:: Exercise input

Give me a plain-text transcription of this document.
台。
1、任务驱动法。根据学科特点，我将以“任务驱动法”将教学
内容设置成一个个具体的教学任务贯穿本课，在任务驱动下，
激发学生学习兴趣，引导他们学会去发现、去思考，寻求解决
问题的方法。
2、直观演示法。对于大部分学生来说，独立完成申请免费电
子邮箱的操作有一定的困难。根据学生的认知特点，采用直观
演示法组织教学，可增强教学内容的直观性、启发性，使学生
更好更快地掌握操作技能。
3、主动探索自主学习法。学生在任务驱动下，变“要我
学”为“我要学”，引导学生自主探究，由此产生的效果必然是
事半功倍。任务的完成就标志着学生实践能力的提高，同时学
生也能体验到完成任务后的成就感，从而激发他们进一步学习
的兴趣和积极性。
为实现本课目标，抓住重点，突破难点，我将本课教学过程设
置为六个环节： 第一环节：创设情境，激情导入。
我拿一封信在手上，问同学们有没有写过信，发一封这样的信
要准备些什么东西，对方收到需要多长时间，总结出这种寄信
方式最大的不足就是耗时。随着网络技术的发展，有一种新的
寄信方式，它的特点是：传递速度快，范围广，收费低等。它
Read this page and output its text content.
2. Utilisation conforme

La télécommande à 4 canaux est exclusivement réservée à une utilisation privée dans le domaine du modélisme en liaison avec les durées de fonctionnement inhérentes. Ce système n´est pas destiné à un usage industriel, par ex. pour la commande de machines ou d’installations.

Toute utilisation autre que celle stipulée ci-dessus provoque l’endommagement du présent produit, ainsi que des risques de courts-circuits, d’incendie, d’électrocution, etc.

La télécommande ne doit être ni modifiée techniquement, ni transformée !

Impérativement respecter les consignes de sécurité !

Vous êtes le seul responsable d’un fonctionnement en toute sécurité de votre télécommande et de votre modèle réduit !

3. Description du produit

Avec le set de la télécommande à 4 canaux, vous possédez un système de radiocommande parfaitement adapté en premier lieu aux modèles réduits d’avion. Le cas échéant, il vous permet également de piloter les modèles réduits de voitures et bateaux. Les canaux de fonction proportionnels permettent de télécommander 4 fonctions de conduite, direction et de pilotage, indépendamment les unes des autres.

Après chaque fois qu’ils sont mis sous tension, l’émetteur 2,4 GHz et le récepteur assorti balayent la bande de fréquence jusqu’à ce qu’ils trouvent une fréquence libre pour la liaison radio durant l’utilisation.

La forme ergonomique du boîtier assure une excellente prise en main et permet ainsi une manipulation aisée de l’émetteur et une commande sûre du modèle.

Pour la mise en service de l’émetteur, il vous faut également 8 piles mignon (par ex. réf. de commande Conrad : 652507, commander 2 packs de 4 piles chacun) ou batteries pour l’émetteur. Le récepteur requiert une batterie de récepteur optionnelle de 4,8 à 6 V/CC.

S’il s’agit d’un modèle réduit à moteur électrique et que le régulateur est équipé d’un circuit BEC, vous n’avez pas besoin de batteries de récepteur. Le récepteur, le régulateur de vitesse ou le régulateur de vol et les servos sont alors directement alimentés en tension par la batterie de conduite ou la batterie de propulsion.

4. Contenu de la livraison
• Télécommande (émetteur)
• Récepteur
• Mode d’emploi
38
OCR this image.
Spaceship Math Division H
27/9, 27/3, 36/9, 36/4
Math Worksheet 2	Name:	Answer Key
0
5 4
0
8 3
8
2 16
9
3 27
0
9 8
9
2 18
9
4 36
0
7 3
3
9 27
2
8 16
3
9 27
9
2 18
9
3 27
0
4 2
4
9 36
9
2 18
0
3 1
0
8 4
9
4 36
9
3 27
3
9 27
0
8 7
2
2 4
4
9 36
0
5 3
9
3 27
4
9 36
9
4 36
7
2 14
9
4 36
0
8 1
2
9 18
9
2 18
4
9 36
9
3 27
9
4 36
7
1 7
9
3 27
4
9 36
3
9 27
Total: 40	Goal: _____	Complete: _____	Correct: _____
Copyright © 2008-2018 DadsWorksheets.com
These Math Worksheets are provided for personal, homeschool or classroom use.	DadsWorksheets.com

::::

Exercise task
Provide the number of lines in the data above that contain the string "produit", and nothing else.

Response to the exercise
2